Your task is to filter the data below down to the lines holding "ensemble".

══ RECORDS SHOWN

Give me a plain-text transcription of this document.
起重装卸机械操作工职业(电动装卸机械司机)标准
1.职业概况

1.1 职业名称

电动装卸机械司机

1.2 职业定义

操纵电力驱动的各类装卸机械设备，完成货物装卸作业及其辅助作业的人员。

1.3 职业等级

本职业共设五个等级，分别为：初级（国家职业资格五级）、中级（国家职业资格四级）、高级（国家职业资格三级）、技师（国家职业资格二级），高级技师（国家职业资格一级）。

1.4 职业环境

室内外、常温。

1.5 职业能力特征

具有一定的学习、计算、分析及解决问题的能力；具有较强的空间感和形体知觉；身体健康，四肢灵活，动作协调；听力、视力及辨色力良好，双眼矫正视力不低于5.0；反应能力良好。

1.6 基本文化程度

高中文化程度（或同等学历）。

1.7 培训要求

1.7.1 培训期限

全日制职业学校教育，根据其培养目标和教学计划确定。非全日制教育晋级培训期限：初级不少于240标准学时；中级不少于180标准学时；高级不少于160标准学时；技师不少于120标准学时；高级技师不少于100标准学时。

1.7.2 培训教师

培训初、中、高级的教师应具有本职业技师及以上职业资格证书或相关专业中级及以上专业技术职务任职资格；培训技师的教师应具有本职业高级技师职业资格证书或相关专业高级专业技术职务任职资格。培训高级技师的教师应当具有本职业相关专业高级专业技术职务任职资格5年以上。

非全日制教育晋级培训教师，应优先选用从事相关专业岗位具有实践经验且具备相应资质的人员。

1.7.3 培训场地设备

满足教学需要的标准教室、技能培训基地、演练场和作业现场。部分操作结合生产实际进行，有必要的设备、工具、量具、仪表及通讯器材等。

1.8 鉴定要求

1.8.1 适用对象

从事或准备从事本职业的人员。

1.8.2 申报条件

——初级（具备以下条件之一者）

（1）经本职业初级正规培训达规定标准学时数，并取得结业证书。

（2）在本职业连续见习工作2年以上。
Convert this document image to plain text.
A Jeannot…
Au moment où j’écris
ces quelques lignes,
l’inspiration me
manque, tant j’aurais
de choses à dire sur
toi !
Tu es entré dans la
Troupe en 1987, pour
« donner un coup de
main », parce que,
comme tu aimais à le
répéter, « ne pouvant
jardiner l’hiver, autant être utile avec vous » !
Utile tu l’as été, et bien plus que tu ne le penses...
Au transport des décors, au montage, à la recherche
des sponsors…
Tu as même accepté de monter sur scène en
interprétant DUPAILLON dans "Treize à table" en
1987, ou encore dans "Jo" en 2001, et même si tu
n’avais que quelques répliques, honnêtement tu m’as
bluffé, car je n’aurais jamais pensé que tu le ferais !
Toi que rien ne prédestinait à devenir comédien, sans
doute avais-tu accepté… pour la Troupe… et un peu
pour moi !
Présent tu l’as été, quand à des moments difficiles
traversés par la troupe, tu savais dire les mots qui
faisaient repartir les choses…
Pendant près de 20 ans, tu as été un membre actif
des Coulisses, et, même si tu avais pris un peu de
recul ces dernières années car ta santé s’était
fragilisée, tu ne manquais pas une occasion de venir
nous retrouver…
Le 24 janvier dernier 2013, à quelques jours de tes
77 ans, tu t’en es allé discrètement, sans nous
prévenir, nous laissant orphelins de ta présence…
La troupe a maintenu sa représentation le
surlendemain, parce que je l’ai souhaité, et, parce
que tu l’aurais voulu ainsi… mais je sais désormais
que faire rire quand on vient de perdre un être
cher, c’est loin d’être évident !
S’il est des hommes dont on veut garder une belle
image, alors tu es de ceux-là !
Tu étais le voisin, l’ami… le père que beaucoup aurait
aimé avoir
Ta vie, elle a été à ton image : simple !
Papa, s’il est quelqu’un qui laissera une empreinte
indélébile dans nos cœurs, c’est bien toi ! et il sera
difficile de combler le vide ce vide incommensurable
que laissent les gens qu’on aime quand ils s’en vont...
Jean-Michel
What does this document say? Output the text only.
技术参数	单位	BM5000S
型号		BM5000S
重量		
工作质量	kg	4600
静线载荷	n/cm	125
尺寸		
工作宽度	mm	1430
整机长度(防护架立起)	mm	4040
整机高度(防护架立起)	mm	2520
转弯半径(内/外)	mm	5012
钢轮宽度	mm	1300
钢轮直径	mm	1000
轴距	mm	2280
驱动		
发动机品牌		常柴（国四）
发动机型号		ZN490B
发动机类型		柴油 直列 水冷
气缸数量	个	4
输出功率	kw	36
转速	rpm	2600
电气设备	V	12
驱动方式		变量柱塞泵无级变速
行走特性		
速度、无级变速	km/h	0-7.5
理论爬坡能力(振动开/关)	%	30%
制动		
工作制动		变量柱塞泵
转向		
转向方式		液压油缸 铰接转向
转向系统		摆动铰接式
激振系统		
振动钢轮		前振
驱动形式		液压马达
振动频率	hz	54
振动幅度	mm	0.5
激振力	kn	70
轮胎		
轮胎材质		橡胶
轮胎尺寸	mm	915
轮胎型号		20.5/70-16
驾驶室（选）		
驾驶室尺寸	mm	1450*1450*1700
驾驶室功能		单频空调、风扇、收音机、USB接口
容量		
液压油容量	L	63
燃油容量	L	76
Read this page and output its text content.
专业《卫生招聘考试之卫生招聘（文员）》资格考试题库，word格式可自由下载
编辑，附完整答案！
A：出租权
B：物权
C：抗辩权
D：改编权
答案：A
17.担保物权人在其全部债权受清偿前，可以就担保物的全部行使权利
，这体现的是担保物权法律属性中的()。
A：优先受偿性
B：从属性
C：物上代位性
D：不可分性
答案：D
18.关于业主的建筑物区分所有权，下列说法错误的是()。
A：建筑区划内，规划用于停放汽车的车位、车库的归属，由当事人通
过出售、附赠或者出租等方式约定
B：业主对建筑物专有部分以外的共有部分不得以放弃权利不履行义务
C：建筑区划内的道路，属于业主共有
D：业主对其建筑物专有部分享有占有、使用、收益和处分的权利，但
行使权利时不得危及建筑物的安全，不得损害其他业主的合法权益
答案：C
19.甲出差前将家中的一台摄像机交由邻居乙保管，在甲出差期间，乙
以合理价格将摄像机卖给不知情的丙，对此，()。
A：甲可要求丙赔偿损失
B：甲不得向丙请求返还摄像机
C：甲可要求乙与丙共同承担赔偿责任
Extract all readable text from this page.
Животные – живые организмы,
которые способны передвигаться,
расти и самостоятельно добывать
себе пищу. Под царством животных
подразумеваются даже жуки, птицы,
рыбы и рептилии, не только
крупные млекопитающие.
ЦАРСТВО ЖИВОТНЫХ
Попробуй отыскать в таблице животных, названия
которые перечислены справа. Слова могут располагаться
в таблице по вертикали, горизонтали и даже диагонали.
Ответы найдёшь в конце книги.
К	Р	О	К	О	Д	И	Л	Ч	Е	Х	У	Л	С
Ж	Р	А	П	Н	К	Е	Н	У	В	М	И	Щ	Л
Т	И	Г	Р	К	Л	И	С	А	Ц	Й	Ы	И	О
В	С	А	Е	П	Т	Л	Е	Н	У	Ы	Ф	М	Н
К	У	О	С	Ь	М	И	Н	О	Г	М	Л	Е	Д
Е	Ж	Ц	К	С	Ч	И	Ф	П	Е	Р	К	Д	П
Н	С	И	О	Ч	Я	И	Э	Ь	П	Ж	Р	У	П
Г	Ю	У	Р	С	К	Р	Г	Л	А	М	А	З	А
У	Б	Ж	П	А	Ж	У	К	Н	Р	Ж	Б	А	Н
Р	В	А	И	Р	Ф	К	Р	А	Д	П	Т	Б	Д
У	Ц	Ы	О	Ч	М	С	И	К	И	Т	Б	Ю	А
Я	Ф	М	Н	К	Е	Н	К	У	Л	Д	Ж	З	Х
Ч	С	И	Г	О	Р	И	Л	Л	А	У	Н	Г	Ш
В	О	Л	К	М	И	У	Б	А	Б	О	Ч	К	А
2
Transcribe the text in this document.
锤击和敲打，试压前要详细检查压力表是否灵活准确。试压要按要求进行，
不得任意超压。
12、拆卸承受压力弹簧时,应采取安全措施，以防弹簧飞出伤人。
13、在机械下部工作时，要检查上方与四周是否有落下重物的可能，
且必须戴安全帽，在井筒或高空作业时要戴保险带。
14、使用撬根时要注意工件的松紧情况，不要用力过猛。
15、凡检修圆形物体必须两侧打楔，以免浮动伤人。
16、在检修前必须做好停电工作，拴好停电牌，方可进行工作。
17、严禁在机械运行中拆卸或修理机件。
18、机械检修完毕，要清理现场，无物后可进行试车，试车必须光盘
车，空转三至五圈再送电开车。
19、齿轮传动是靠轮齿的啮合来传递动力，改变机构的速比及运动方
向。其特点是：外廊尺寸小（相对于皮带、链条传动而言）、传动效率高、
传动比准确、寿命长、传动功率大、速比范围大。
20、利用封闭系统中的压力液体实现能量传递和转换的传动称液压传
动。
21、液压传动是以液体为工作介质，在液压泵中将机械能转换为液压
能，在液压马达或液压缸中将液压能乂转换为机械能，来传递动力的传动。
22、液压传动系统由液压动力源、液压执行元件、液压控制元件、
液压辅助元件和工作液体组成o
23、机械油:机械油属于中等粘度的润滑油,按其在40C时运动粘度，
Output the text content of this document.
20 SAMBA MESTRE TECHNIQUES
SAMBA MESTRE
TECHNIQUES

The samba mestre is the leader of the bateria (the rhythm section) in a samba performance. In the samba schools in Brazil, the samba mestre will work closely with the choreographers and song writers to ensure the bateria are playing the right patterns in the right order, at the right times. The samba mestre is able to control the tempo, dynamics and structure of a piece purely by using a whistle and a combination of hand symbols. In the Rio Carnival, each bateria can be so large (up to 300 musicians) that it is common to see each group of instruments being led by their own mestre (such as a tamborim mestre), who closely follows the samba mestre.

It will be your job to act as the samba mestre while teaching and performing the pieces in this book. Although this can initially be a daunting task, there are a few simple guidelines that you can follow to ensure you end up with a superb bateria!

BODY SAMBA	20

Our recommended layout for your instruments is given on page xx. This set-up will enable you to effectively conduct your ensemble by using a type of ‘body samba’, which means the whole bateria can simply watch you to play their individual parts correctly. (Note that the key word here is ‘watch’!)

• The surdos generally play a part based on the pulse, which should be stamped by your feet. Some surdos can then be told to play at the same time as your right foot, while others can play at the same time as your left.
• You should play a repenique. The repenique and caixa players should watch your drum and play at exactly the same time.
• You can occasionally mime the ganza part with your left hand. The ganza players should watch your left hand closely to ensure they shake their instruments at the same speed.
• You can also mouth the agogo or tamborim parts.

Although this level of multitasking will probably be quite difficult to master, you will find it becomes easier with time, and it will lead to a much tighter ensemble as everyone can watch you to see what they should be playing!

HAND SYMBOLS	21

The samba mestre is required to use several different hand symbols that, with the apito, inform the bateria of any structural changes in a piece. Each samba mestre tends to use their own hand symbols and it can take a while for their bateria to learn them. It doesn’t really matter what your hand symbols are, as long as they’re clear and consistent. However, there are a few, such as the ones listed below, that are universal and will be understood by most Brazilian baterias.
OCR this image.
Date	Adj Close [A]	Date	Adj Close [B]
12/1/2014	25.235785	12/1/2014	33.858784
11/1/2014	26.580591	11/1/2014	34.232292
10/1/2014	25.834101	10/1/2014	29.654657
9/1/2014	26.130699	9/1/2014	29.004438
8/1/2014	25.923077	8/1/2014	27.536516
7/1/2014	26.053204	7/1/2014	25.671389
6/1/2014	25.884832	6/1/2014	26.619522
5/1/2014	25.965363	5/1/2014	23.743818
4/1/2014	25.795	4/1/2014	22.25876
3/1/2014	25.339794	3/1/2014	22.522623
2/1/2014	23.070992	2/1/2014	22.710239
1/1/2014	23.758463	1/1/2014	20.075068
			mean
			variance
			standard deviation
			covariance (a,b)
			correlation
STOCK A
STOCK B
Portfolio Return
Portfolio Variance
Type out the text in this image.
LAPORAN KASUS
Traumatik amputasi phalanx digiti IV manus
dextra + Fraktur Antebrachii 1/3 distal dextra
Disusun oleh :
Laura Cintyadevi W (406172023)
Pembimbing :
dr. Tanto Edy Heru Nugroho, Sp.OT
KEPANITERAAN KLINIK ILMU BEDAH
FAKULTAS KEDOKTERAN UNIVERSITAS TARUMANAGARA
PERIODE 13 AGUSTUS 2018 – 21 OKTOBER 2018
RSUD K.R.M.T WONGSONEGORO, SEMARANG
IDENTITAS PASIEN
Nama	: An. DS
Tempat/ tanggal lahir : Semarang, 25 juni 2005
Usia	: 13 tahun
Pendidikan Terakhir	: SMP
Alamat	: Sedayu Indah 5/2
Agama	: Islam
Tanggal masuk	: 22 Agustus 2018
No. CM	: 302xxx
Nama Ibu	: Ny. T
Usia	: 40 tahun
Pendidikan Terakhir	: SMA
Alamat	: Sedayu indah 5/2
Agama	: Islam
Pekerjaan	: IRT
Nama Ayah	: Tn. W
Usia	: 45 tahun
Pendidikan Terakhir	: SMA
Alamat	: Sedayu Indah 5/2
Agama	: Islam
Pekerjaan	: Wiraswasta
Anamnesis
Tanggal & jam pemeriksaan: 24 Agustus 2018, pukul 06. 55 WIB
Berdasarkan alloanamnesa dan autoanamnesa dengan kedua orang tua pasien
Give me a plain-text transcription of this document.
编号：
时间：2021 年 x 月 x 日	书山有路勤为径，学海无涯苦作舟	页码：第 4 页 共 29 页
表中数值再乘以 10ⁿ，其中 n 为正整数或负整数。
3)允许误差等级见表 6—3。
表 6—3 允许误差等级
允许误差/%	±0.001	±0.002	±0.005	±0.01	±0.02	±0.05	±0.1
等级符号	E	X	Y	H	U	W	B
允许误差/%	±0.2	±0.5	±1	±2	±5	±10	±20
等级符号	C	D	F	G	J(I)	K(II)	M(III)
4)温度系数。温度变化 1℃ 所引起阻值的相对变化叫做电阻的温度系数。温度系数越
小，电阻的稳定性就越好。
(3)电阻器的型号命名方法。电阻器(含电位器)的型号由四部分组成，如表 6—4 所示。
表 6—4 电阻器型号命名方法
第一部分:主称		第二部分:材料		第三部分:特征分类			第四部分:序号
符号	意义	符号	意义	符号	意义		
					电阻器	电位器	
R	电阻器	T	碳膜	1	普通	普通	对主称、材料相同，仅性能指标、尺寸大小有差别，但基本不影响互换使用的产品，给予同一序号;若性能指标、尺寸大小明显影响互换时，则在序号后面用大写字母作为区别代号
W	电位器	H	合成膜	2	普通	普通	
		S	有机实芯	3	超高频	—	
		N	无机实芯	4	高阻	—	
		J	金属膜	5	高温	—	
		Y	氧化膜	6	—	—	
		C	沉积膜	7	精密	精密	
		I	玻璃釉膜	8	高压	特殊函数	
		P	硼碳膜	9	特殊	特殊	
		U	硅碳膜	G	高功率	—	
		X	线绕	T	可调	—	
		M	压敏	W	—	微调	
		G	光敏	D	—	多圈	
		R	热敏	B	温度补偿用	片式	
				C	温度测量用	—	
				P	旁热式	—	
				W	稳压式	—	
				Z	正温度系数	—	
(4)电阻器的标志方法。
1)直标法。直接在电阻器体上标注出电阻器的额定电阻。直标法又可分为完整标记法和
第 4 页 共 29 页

════

## TASK SOLUTION
Our recommended layout for your instruments is given on page xx. This set-up will enable you to effectively conduct your ensemble by using a type of ‘body samba’, which means the whole bateria can simply watch you to play their individual parts correctly. (Note that the key word here is ‘watch’!)
Although this level of multitasking will probably be quite difficult to master, you will find it becomes easier with time, and it will lead to a much tighter ensemble as everyone can watch you to see what they should be playing!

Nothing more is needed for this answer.